→ **TASK PROMPT**: Report how many lines of these entries hold the string "特啦啦啦"; reply with the number alone.

→ **RECORD LIST**:
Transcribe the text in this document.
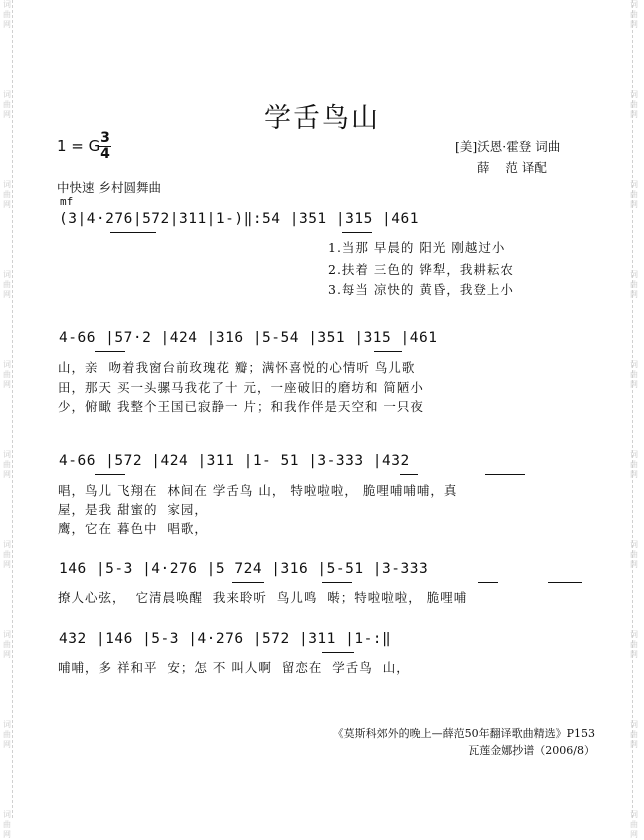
词
曲
网
词
曲
网
词
曲
网
词
曲
网
词
曲
网
词
曲
网
词
曲
网
词
曲
网
词
曲
网
词
曲
网
词
曲
网
词
曲
网
词
曲
网
词
曲
网
词
曲
网
词
曲
网
词
曲
网
词
曲
网
词
曲
网
词
曲
网
学舌鸟山
1 = G 3
4	[美]沃恩·霍登 词曲
薛    范 译配
中快速 乡村圆舞曲
mf
(3|4·276|572|311|1-)‖:54 |351 |315 |461
1.当那 早晨的 阳光 刚越过小
2.扶着 三色的 铧犁，我耕耘农
3.每当 凉快的 黄昏，我登上小
4-66 |57·2 |424 |316 |5-54 |351 |315 |461
山，亲  吻着我窗台前玫瑰花 瓣；满怀喜悦的心情听 鸟儿歌
田，那天 买一头骡马我花了十 元，一座破旧的磨坊和 简陋小
少，俯瞰 我整个王国已寂静一 片；和我作伴是天空和 一只夜
4-66 |572 |424 |311 |1- 51 |3-333 |432
唱，鸟儿 飞翔在  林间在 学舌鸟 山， 特啦啦啦， 脆哩哺哺哺，真
屋，是我 甜蜜的  家园，
鹰，它在 暮色中  唱歌，
146 |5-3 |4·276 |5 724 |316 |5-51 |3-333
撩人心弦，  它清晨唤醒  我来聆听  鸟儿鸣  啭；特啦啦啦， 脆哩哺
432 |146 |5-3 |4·276 |572 |311 |1-:‖
哺哺，多 祥和平  安；怎 不 叫人啊  留恋在  学舌鸟  山，
《莫斯科郊外的晚上—薛范50年翻译歌曲精选》P153
瓦莲金娜抄谱（2006/8）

→ **SOLVED EXERCISE**: 2